**WHAT IS EXPECTED**:
Within the listing below, locate all lines containing the word "Please". Copy each one.

**EXERCISE DATA**:
________

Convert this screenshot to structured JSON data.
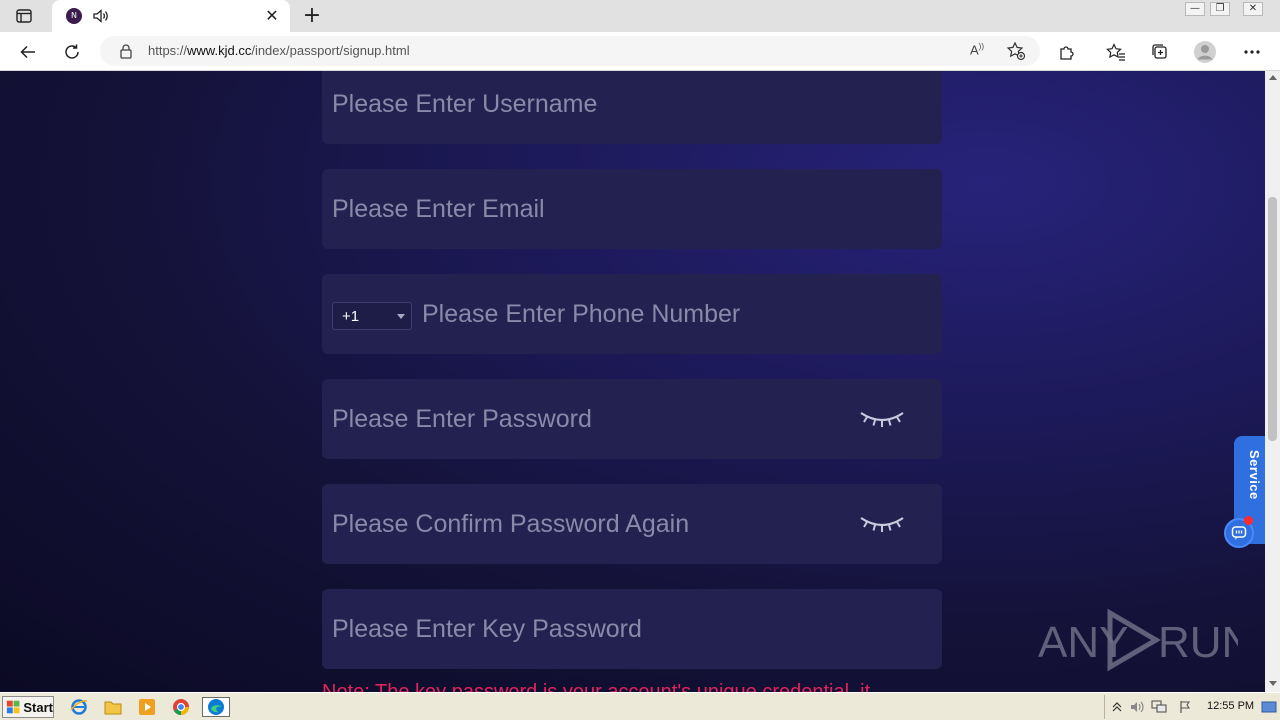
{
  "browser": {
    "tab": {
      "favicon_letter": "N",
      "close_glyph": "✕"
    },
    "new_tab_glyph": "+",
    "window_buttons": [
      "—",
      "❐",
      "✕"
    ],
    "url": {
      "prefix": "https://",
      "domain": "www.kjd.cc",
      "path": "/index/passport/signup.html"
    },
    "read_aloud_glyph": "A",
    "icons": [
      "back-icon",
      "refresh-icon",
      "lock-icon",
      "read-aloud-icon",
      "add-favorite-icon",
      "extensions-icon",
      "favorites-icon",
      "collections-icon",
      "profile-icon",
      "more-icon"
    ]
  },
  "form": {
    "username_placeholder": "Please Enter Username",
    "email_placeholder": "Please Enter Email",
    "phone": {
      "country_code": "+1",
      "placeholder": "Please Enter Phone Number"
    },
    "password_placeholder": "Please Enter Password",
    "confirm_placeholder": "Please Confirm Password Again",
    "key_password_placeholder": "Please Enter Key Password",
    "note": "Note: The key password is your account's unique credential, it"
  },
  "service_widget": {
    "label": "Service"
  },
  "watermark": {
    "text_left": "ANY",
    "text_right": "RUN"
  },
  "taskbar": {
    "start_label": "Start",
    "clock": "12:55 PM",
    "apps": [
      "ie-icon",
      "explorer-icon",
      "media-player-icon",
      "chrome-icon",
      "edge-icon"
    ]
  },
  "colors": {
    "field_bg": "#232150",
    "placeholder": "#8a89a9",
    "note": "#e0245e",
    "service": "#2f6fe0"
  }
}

________

**RESPONSE TO THE TASK**:
    "username_placeholder": "Please Enter Username",
    "email_placeholder": "Please Enter Email",
      "placeholder": "Please Enter Phone Number"
    "password_placeholder": "Please Enter Password",
    "confirm_placeholder": "Please Confirm Password Again",
    "key_password_placeholder": "Please Enter Key Password",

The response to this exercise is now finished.